_Given problem_
Can you express all of the rows below as a Markdown table with the columns No. and Line, one table row per line, leaving out blank lines and the pictures?

Annotated element entries

---------------

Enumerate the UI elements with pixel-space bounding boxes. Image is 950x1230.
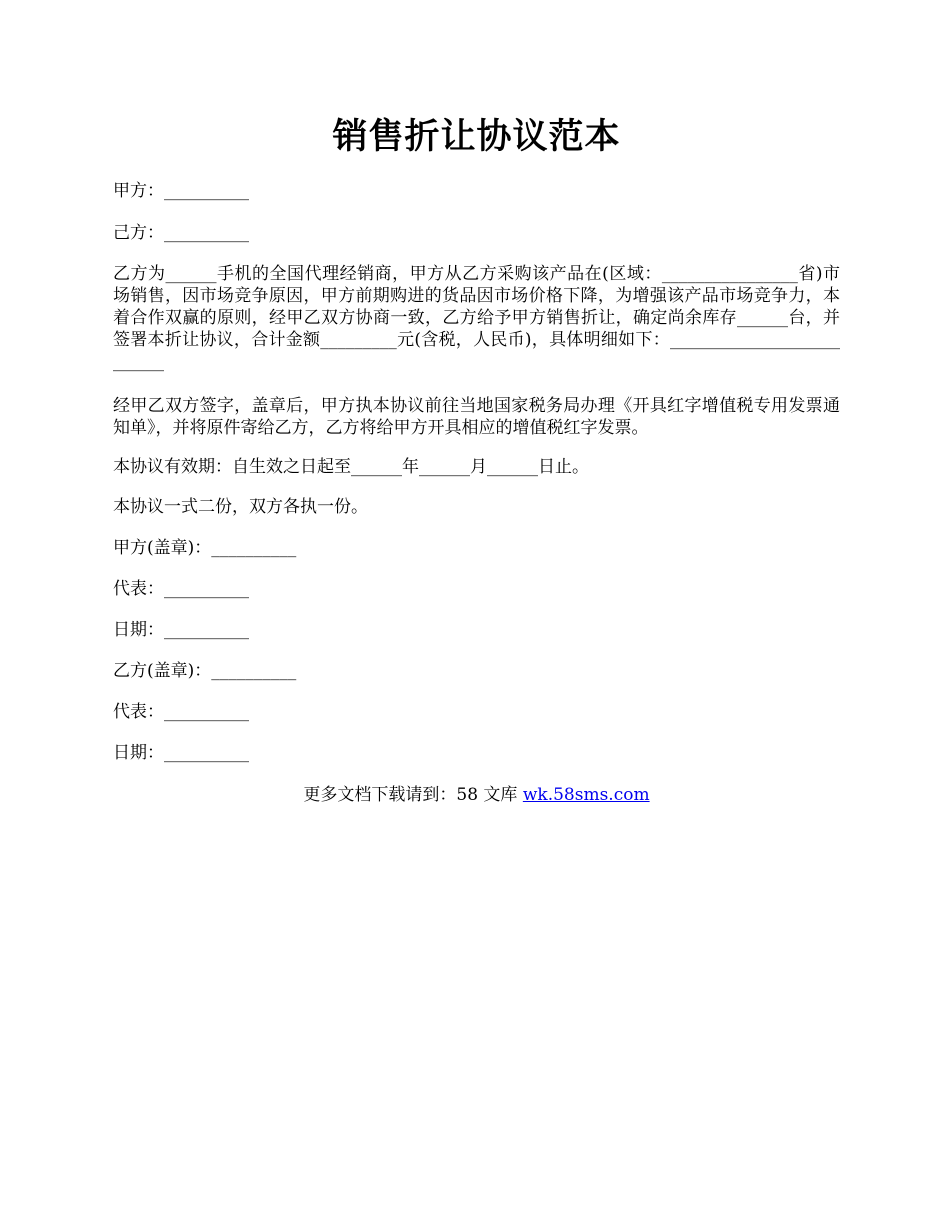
download-footer [113,784,840,806]
party-a-field: 甲方：__________ [113,181,249,201]
party-b-seal-field: 乙方(盖章)：__________ [113,661,297,681]
party-ji-field: 己方：__________ [113,223,249,243]
footer-prefix: 更多文档下载请到：58 文库 [303,785,523,805]
validity-clause: 本协议有效期：自生效之日起至______年______月______日止。 [113,457,589,477]
party-a-date-field: 日期：__________ [113,620,249,640]
agreement-paragraph-2: 经甲乙双方签字，盖章后，甲方执本协议前往当地国家税务局办理《开具红字增值税专用发票通知单》，并将原件寄给乙方，乙方将给甲方开具相应的增值税红字发票。 [113,396,840,438]
party-a-representative-field: 代表：__________ [113,579,249,599]
agreement-paragraph-1: 乙方为______手机的全国代理经销商，甲方从乙方采购该产品在(区域：________________省)市场销售，因市场竞争原因，甲方前期购进的货品因市场价格下降，为增强该产品市场竞争力，本着合作双赢的原则，经甲乙双方协商一致，乙方给予甲方销售折让，确定尚余库存______台，并签署本折让协议，合计金额_________元(含税，人民币)，具体明细如下：__________________________ [113,264,840,372]
party-b-date-field: 日期：__________ [113,743,249,763]
copies-clause: 本协议一式二份，双方各执一份。 [113,497,368,517]
footer-link[interactable]: wk.58sms.com [522,785,650,805]
party-b-representative-field: 代表：__________ [113,702,249,722]
document-title: 销售折让协议范本 [332,116,621,157]
party-a-seal-field: 甲方(盖章)：__________ [113,538,297,558]
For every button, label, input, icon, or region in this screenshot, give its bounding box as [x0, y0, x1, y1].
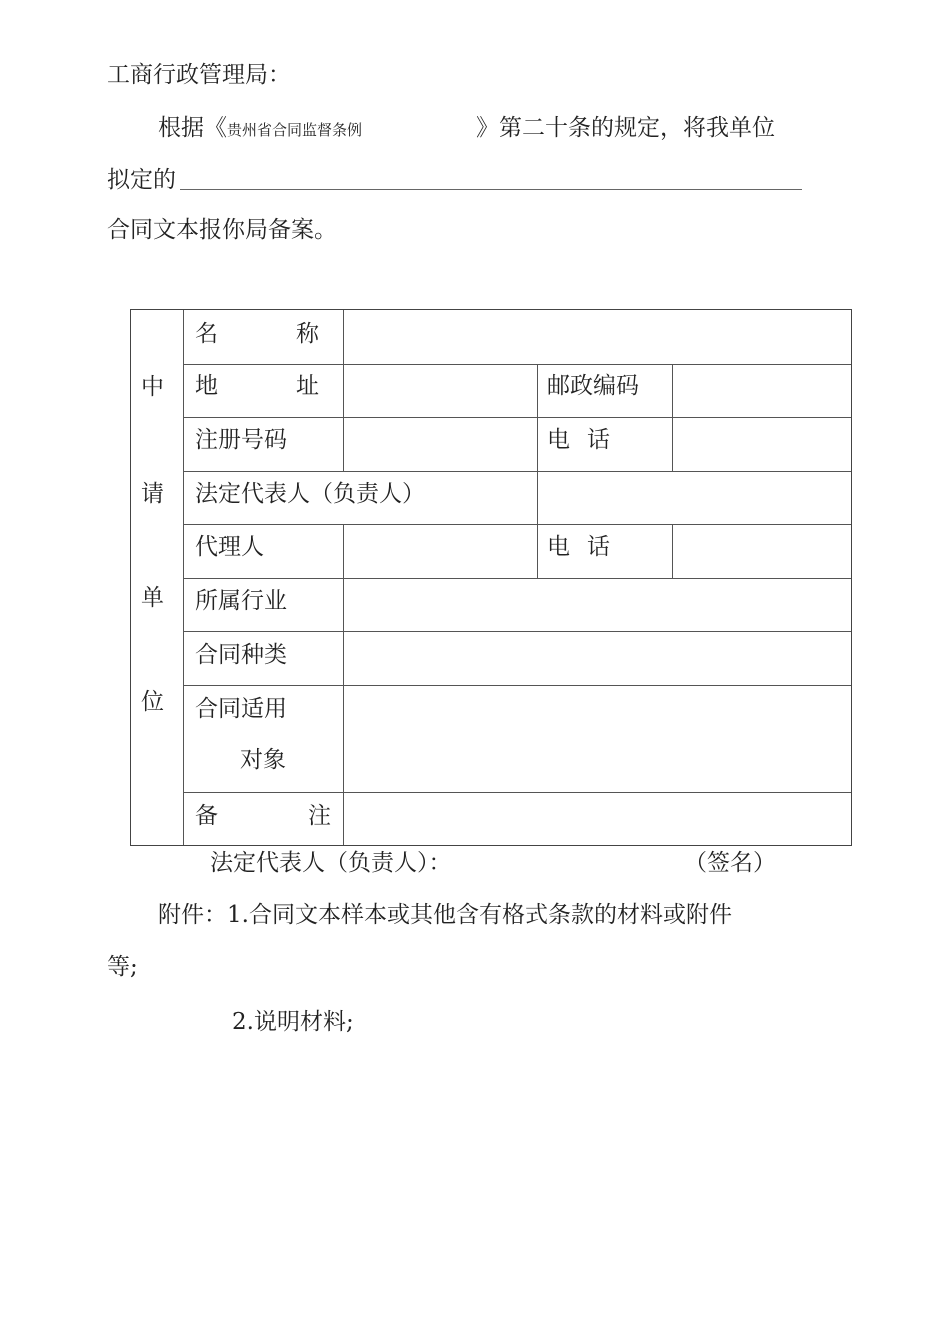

---------------

_Solution_
| No. | Line |
|---|---|
| 1 | Enumerate the UI elements with pixel-space bounding boxes. Image is 950x1230. |
| 2 | download-footer [113,784,840,806] |
| 3 | party-a-field: 甲方：__________ [113,181,249,201] |
| 4 | party-b-seal-field: 乙方(盖章)：__________ [113,661,297,681] |
| 5 | party-ji-field: 己方：__________ [113,223,249,243] |
| 6 | footer-prefix: 更多文档下载请到：58 文库 [303,785,523,805] |
| 7 | validity-clause: 本协议有效期：自生效之日起至______年______月______日止。 [113,457,589,477] |
| 8 | party-a-date-field: 日期：__________ [113,620,249,640] |
| 9 | agreement-paragraph-2: 经甲乙双方签字，盖章后，甲方执本协议前往当地国家税务局办理《开具红字增值税专用发票通知单》，并将原件寄给乙方，乙方将给甲方开具相应的增值税红字发票。 [113,396,840,438] |
| 10 | party-a-representative-field: 代表：__________ [113,579,249,599] |
| 11 | agreement-paragraph-1: 乙方为______手机的全国代理经销商，甲方从乙方采购该产品在(区域：________________省)市场销售，因市场竞争原因，甲方前期购进的货品因市场价格下降，为增强该产品市场竞争力，本着合作双赢的原则，经甲乙双方协商一致，乙方给予甲方销售折让，确定尚余库存______台，并签署本折让协议，合计金额_________元(含税，人民币)，具体明细如下：__________________________ [113,264,840,372] |
| 12 | party-b-date-field: 日期：__________ [113,743,249,763] |
| 13 | copies-clause: 本协议一式二份，双方各执一份。 [113,497,368,517] |
| 14 | footer-link[interactable]: wk.58sms.com [522,785,650,805] |
| 15 | party-b-representative-field: 代表：__________ [113,702,249,722] |
| 16 | document-title: 销售折让协议范本 [332,116,621,157] |
| 17 | party-a-seal-field: 甲方(盖章)：__________ [113,538,297,558] |
| 18 | For every button, label, input, icon, or region in this screenshot, give its bounding box as [x0, y0, x1, y1]. |